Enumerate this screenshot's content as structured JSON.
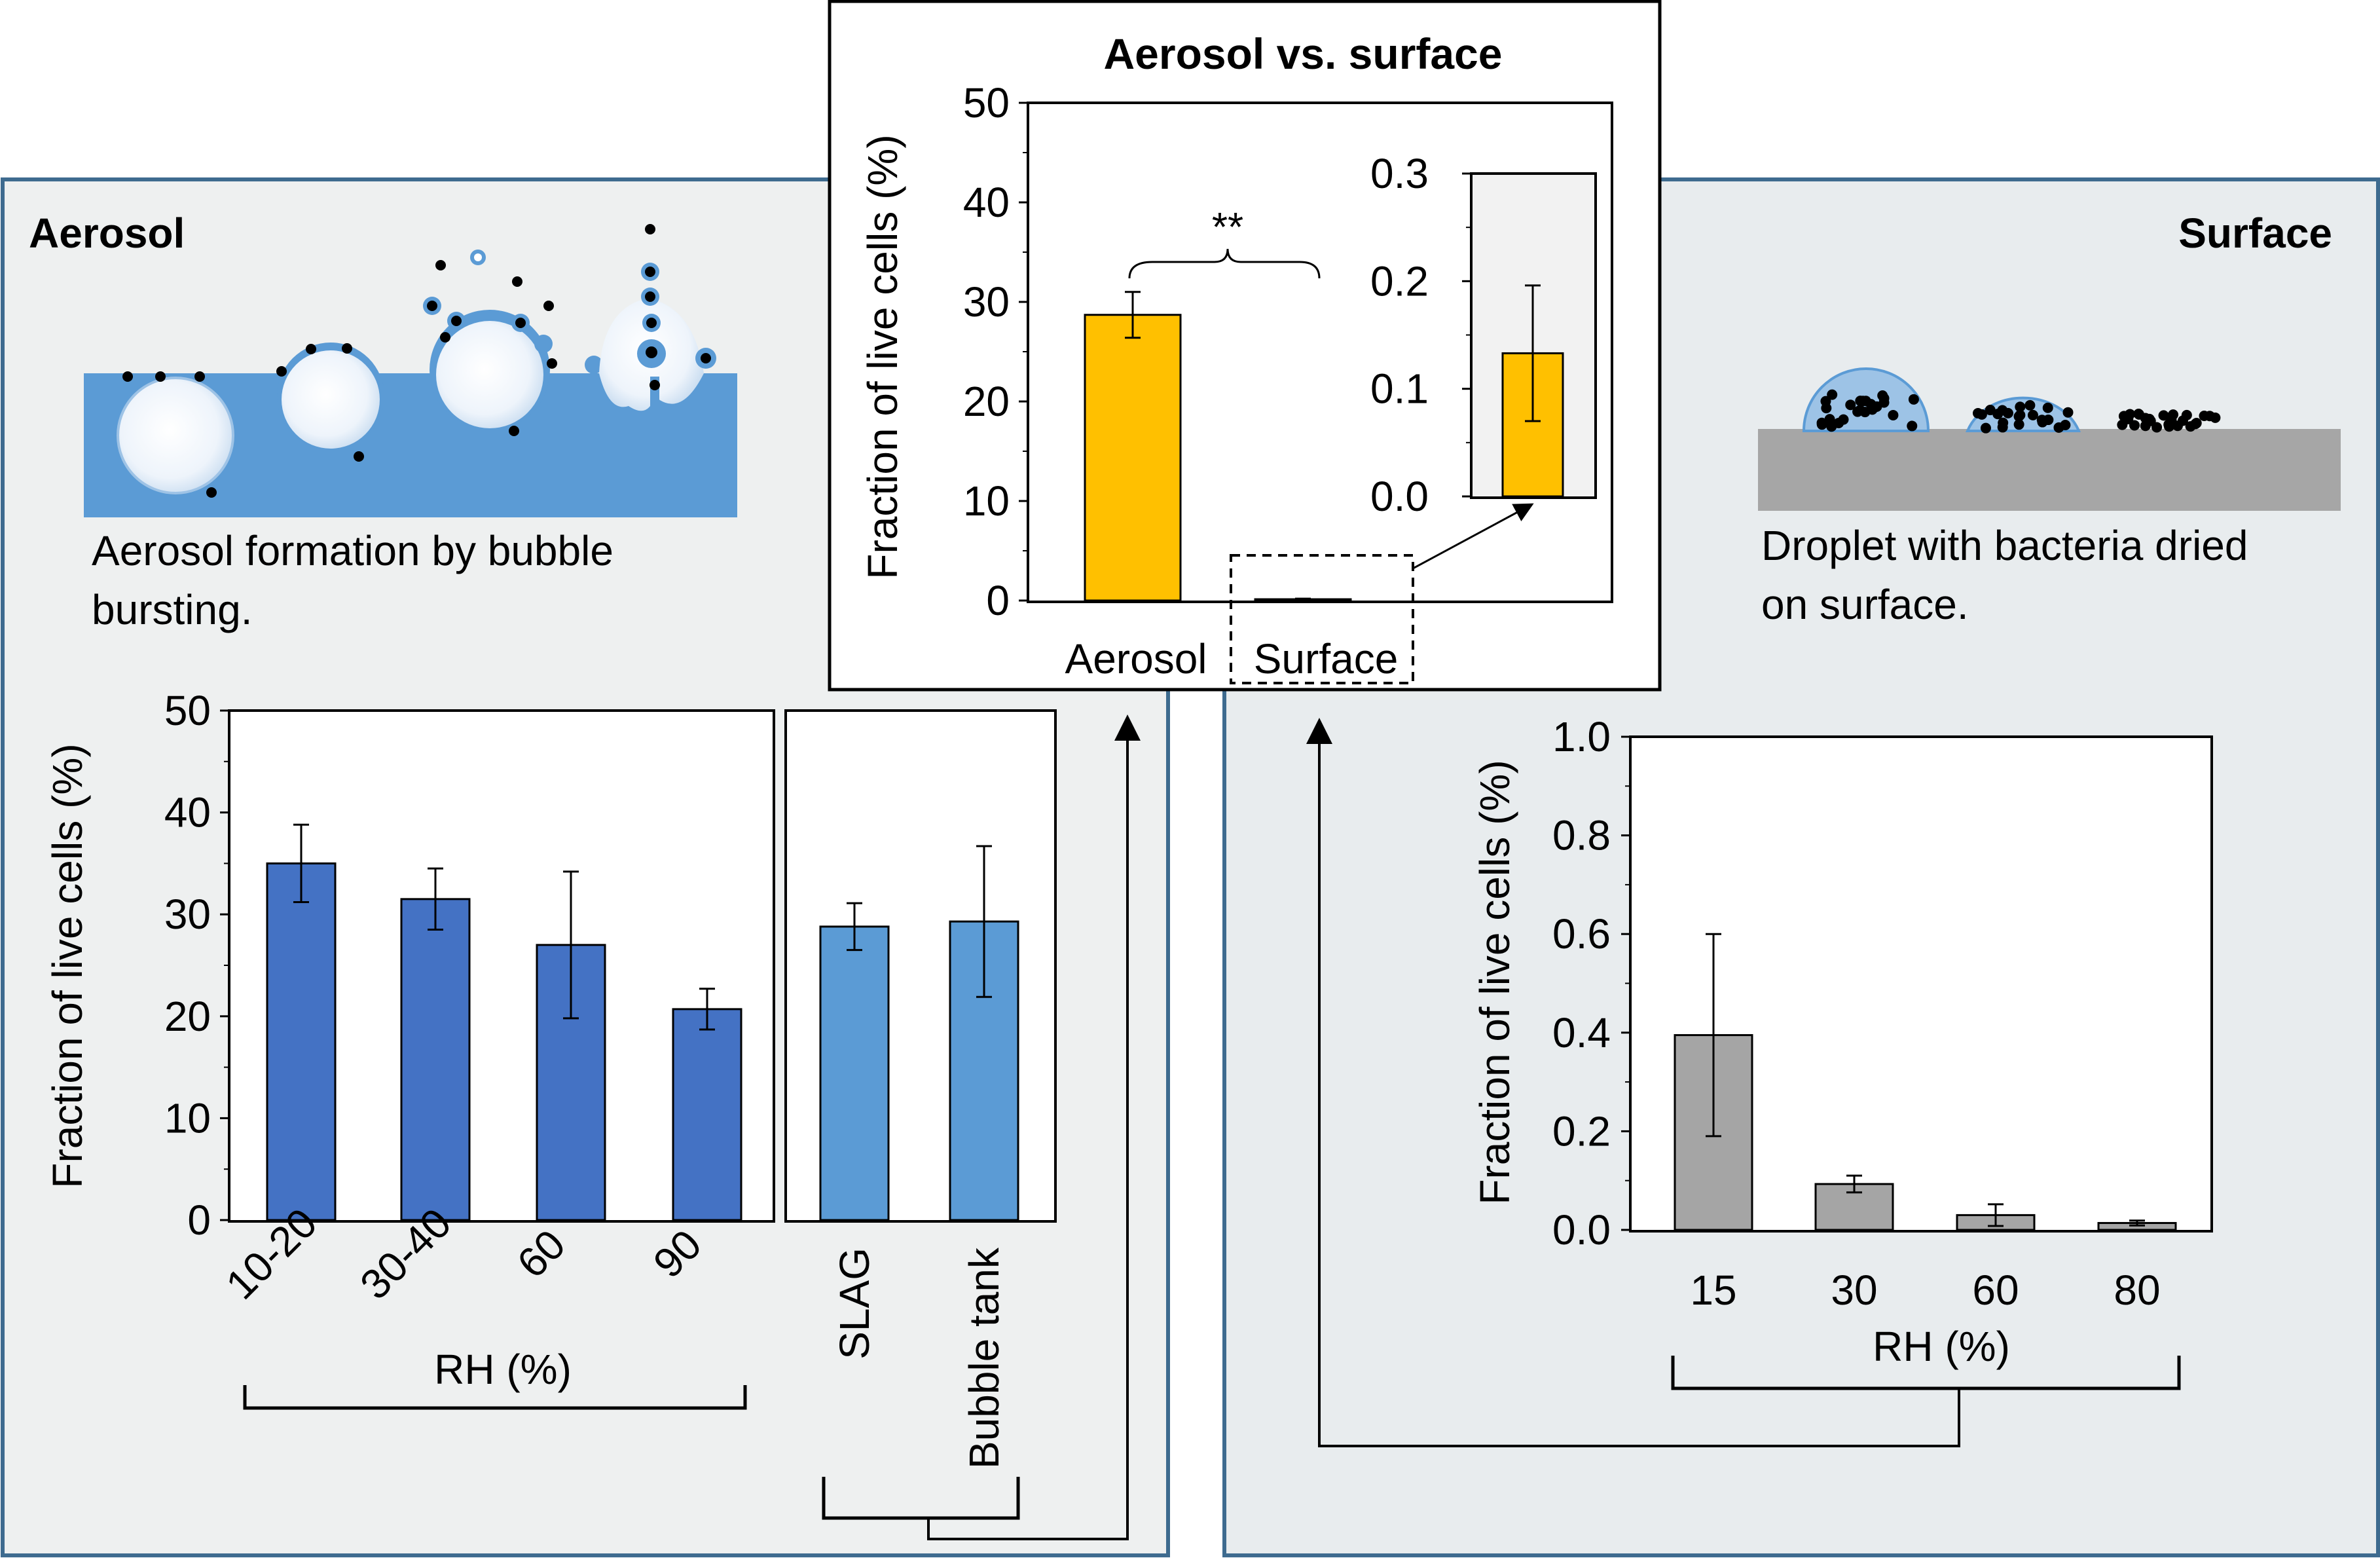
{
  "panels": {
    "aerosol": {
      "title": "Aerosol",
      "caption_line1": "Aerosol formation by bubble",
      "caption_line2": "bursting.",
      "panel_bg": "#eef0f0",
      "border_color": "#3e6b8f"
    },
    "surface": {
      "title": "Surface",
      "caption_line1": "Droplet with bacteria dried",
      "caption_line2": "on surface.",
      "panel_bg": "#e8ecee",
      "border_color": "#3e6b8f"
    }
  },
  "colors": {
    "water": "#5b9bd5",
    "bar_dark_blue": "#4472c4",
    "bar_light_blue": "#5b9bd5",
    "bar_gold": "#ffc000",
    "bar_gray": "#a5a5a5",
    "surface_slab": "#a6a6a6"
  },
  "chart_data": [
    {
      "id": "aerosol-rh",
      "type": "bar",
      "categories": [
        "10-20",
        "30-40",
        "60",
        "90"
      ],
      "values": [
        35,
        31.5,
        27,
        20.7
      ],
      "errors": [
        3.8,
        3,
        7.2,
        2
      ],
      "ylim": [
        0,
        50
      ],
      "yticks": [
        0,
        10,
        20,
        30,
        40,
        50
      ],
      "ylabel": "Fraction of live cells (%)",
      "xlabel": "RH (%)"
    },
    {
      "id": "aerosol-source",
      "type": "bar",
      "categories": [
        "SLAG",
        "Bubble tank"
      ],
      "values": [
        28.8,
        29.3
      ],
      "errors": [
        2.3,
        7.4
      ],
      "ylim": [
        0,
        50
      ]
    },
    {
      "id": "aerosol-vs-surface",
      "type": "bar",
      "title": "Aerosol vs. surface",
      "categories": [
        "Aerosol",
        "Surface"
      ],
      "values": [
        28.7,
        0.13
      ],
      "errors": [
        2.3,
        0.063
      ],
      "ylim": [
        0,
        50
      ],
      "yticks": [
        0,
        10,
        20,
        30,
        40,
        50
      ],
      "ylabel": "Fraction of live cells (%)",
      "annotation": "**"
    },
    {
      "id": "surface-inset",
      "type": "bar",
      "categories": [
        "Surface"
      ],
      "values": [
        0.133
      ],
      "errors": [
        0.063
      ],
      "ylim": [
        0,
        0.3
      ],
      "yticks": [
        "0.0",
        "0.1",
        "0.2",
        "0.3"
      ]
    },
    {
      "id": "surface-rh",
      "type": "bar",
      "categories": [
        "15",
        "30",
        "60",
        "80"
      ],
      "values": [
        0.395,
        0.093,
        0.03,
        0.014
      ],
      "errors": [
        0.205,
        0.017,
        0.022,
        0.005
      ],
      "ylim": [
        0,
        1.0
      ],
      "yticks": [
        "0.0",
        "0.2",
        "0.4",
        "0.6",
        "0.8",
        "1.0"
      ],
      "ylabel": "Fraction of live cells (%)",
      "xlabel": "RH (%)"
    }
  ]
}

---

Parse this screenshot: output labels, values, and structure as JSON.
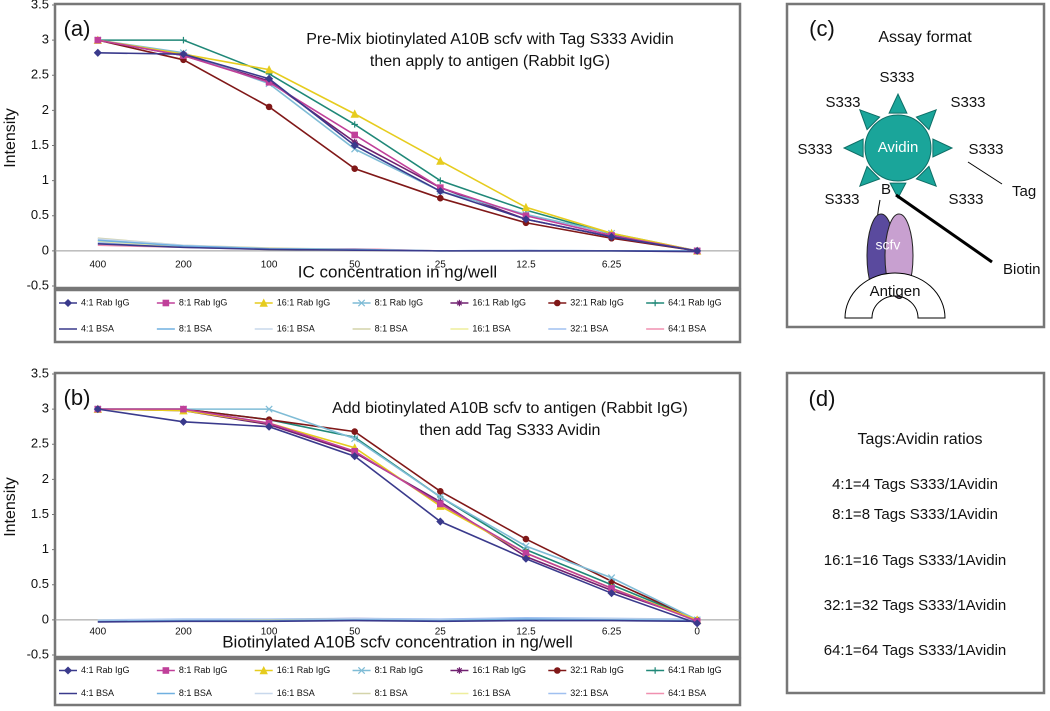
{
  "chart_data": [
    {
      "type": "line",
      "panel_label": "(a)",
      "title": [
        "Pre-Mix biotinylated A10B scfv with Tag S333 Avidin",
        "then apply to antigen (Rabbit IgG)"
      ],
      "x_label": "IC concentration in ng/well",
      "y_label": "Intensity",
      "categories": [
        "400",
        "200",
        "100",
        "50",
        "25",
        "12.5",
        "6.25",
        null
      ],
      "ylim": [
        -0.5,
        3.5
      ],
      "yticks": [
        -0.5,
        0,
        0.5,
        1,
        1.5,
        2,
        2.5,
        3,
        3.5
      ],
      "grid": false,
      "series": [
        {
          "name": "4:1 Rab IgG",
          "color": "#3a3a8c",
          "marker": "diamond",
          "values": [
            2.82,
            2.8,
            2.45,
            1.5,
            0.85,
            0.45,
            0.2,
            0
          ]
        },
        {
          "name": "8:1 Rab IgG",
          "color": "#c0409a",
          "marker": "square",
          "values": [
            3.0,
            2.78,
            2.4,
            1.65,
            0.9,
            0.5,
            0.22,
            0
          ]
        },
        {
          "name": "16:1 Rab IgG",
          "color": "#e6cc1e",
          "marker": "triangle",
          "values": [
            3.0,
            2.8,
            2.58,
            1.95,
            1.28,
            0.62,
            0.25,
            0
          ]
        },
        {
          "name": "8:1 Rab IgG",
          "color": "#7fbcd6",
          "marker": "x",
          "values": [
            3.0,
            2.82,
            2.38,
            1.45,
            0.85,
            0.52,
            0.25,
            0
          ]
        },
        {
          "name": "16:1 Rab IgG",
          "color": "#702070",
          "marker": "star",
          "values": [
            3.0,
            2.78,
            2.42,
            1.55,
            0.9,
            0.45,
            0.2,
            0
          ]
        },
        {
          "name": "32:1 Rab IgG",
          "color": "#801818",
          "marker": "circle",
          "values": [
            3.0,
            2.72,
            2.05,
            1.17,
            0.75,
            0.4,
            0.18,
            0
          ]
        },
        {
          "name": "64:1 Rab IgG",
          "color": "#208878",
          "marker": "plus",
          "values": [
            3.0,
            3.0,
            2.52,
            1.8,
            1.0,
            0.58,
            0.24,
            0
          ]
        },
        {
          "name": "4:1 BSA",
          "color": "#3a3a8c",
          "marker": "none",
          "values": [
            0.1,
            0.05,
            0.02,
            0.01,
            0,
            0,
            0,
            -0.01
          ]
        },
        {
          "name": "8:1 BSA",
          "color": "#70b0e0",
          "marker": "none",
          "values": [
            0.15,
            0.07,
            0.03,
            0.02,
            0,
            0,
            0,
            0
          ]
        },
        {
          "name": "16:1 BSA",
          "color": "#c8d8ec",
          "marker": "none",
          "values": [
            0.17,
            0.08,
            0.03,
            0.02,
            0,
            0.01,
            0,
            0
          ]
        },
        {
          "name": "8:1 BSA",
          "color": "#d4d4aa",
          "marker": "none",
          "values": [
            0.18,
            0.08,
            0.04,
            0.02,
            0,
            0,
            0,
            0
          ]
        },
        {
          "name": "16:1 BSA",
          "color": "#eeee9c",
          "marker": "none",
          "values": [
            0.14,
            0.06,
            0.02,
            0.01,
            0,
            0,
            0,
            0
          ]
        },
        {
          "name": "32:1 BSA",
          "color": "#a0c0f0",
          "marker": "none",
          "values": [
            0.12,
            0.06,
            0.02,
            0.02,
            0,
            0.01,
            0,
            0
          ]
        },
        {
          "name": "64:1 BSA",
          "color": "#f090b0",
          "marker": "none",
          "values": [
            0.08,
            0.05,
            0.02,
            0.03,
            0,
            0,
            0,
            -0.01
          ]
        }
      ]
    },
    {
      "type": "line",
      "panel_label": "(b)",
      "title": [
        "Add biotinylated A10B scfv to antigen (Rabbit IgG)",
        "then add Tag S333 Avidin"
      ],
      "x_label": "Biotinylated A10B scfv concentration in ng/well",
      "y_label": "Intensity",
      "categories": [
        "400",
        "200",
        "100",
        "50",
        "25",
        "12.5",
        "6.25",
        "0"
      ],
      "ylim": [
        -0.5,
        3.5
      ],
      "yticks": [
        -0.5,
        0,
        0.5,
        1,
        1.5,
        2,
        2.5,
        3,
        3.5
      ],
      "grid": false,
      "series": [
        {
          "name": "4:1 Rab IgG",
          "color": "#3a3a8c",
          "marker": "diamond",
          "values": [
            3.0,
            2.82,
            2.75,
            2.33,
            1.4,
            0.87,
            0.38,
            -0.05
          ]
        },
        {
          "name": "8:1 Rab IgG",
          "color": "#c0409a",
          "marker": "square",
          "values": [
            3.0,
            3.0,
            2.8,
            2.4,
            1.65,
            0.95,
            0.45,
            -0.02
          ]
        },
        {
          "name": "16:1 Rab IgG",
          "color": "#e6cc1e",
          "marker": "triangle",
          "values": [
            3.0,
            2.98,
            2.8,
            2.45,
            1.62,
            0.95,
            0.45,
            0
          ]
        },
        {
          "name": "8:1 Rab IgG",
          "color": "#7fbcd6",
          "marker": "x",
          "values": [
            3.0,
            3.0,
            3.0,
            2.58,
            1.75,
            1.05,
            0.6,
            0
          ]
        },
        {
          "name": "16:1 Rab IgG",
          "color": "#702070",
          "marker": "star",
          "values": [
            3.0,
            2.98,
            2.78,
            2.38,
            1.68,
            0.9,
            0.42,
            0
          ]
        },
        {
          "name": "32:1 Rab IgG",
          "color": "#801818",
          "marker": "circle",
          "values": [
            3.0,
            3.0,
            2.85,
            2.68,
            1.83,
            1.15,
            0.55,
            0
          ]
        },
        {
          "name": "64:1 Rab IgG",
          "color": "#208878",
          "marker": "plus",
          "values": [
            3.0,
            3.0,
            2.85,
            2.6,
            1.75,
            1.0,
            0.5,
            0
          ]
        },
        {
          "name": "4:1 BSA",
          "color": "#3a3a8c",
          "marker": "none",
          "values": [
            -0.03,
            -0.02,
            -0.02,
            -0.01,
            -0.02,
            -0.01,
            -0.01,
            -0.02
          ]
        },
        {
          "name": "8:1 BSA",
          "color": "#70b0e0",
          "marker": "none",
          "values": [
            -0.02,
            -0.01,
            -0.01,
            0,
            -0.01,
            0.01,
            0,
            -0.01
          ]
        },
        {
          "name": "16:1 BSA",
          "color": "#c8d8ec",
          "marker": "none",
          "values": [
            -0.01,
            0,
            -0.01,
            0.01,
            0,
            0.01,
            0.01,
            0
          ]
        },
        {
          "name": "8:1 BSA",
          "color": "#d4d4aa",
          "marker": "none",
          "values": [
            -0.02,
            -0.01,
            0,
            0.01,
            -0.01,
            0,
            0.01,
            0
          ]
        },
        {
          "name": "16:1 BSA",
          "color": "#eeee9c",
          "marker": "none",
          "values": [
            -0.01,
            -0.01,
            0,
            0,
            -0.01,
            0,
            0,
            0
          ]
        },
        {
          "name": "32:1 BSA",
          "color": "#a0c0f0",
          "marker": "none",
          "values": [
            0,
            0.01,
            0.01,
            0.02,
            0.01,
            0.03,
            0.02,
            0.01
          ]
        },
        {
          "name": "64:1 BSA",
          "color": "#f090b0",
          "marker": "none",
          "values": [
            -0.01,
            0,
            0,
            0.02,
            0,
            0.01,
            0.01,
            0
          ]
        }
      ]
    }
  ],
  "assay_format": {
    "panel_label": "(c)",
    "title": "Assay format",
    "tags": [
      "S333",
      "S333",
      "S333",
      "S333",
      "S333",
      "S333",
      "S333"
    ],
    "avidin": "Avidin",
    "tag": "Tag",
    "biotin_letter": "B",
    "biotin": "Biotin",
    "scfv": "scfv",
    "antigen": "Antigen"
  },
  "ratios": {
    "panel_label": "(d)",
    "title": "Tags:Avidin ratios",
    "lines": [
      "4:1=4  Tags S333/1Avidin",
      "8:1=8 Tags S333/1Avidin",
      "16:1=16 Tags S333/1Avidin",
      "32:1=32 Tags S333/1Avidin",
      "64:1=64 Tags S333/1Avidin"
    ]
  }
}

DIRECTIONS FOR THIS TASK:
Apply a filter to the listing above so that only lines with "then" are kept, and copy those lines.

RESULT FOR THIS TASK:
        "then apply to antigen (Rabbit IgG)"
        "then add Tag S333 Avidin"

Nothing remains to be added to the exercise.